**SET OF TASKS:**
1: Translate this sentence from the passage on the TCA press tour into Spanish: "Given the precarious state of print journalism, we're seeing a rapid shift to the online world, and its impact on the quality of TCA attendance — and indeed, its newsworthiness — has grown exponentially."
2: Answer these questions using the passage on the TCA press tour:
(a) What costs do the networks no longer cover for anyone?
(b) Why are several major newspapers refusing to send anyone to TCA?
(c) What kind of journalism is described as being in a precarious state?
3: Continue the passage on the TCA press tour from its last sentence.

**DOCUMENT EXCERPT:**
But these days, it seems, you can't even throw an empty highball glass (or a full one, for that matter, which is way more fun) without hitting some dork fucking around on a computer:

The networks no longer cover anyone's travel and lodging, and the sessions too often devolve into a two-pronged affair: those who are too consumed with their live-blogging to participate in an intelligent discourse and those repping lightweight blogs whose queries are of the trivial, "Have you always been so hot?" variety.

With several major newspapers refusing to send anyone to TCA because of the expense, the registered attendees now feature the likes of BuddyTV.com, Bullz-Eye.com, AfterElton.com, GirlPower.com and Visimag.com. Given the precarious state of print journalism, we're seeing a rapid shift to the online world, and its impact on the quality of TCA attendance — and indeed, its newsworthiness — has grown exponentially.

**SOURCE DATA:**

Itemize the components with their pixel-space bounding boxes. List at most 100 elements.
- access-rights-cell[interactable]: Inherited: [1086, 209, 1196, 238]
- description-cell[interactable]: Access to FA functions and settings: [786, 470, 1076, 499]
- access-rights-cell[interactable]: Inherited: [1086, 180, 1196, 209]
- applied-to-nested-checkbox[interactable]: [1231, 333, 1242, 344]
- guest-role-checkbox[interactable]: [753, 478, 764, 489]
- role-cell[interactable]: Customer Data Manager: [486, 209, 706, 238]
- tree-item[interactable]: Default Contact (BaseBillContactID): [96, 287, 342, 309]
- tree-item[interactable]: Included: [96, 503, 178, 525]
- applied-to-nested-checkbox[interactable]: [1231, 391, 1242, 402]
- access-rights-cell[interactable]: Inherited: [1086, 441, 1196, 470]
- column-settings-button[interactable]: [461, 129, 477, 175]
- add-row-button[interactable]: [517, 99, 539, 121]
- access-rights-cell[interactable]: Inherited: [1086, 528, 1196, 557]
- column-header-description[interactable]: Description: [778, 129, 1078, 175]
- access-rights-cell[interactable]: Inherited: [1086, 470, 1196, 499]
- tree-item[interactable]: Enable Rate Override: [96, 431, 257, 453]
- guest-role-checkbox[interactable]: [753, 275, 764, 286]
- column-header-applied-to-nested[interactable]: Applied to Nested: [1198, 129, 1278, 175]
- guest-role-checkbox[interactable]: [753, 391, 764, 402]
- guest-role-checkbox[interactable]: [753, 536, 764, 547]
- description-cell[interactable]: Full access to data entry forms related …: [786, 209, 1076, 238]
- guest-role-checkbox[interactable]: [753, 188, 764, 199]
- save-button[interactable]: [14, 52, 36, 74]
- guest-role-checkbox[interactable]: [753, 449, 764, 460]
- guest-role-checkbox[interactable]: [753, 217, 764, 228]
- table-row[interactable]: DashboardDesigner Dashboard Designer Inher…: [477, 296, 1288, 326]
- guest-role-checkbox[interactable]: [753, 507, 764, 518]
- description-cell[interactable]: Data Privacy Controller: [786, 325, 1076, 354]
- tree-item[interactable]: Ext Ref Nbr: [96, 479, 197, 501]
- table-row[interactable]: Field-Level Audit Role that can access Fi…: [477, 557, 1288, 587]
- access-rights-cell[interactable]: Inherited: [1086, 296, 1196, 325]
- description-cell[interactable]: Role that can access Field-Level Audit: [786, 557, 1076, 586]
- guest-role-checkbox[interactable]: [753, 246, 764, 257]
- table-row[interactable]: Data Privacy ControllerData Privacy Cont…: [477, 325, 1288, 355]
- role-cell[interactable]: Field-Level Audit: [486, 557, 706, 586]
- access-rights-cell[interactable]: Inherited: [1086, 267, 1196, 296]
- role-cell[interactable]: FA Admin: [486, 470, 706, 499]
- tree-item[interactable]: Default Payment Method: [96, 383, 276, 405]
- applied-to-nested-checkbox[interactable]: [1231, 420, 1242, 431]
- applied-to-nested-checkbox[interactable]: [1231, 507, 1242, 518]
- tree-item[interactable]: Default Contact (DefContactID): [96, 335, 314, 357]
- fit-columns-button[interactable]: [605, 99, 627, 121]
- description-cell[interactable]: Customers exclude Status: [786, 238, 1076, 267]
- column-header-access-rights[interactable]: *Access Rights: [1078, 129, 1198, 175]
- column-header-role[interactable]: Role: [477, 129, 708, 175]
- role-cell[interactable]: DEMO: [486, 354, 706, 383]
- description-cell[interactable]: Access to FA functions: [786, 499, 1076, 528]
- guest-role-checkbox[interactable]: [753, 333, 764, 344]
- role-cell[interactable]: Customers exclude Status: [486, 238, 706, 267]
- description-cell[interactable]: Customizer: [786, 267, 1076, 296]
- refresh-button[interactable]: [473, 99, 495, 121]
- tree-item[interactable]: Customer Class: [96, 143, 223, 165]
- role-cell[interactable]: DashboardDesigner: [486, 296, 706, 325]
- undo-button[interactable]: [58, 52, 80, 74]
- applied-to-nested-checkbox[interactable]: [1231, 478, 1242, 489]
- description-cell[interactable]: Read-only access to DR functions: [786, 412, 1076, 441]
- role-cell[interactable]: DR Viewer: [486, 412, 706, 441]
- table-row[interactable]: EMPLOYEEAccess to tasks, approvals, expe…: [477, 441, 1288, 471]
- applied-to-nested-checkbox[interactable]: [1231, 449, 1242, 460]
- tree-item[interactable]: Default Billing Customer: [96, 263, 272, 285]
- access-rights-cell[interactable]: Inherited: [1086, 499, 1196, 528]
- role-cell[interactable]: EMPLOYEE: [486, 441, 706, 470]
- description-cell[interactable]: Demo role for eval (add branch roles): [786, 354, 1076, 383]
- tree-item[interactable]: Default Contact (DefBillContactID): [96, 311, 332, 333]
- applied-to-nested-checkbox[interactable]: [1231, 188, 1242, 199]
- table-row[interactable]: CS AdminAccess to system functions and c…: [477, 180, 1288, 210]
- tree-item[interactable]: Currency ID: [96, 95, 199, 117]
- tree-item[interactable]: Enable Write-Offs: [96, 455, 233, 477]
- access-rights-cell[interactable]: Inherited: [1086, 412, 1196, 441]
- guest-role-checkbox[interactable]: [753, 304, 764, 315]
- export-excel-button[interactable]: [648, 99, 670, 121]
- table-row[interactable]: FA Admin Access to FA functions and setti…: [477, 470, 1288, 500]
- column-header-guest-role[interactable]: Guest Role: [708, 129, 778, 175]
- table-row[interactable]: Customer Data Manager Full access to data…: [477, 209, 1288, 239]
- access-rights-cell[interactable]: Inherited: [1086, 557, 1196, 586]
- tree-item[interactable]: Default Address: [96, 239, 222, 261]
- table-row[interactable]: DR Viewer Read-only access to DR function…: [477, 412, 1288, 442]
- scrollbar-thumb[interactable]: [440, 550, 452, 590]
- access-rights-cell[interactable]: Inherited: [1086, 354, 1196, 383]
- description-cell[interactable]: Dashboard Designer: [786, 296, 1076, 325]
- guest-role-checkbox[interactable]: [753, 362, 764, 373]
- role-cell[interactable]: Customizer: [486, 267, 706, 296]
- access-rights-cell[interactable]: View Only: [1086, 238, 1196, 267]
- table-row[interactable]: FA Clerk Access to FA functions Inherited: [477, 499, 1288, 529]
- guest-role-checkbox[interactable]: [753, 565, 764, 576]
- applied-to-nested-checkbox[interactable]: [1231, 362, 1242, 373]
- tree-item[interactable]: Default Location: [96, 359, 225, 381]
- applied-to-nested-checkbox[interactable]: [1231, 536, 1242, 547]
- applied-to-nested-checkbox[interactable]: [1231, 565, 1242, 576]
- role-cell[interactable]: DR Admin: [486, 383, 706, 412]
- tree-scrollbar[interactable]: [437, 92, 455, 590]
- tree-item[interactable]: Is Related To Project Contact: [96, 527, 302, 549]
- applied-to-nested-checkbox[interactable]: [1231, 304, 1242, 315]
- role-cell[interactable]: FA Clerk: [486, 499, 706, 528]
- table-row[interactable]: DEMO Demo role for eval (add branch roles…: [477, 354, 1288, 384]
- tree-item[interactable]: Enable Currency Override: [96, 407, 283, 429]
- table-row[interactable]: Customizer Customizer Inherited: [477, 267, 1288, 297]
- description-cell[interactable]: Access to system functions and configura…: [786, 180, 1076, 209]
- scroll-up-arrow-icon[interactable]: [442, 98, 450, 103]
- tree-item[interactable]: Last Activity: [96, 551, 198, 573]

**EXPECTED RESULTS:**
1: Dada la precaria situación del periodismo impreso, estamos viendo un rápido cambio hacia el mundo en línea, y su impacto en la calidad de la asistencia a la TCA —y, de hecho, en su valor noticioso— ha crecido exponencialmente.

2:
(a) Travel and lodging.
(b) Because of the expense.
(c) Print journalism.

3:
Thus, Richmond concludes, the end of TCA press tours as we know them and, perhaps, the end of the events altogether: "TCA has made it tough to differentiate a media event from a straight-out promotional tool. ... Given the gathering's longtime value as a setting for the vigorous exchange of ideas and a means for keeping the networks honest, it's a sad day indeed." But honest about what? The quality of steroids on American Gladiators? The temperature of the soul-deadening vacuum where they shoot The Moment of Truth? What ideas are left to exchange, and who wants to spend two-and-a-half swimming in that briny pit? Anyway, the dream is dead — we'll probably never even watch TV again. Thanks for nothing, Ray.